** START OF ITEMS **

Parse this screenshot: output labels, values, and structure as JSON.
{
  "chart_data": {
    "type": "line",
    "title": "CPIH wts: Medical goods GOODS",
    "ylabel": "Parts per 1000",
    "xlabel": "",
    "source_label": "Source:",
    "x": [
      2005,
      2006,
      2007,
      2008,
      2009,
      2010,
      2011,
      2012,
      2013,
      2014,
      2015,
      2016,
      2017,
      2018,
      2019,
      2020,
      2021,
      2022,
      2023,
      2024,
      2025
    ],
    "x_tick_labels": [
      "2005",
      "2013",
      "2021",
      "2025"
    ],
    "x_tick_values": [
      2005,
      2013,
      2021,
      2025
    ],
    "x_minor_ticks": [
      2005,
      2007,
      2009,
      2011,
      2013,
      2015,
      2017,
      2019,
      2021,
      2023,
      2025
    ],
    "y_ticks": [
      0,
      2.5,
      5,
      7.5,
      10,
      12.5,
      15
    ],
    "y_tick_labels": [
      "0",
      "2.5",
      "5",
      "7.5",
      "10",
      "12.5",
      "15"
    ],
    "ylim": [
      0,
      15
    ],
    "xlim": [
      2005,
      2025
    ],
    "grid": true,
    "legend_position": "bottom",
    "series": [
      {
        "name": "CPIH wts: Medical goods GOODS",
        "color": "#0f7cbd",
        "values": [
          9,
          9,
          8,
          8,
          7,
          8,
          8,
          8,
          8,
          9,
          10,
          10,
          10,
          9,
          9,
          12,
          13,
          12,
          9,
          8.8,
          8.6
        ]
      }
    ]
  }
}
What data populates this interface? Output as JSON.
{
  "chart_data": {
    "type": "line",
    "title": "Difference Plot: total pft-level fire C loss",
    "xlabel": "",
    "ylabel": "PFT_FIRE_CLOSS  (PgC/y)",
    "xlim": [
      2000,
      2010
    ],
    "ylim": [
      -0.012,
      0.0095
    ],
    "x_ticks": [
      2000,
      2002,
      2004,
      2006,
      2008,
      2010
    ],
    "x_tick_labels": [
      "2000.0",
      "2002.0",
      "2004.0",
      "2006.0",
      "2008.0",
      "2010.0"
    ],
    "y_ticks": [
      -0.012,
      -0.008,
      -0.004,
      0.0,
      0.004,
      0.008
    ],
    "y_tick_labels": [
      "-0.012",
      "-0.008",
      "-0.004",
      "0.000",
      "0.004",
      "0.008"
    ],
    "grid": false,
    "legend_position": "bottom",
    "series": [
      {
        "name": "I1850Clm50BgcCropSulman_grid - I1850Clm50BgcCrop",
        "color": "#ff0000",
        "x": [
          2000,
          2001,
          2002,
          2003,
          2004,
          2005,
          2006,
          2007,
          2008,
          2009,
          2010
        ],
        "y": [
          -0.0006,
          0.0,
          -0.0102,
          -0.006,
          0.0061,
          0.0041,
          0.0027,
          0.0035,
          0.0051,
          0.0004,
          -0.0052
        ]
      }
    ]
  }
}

** END OF ITEMS **

### [GIVEN INSTRUCTION]
Out of the preceding entries, pull every line containing the string "ylabel".

### [COMPLETE RESPONSE]
    "ylabel": "Parts per 1000",
    "ylabel": "PFT_FIRE_CLOSS  (PgC/y)",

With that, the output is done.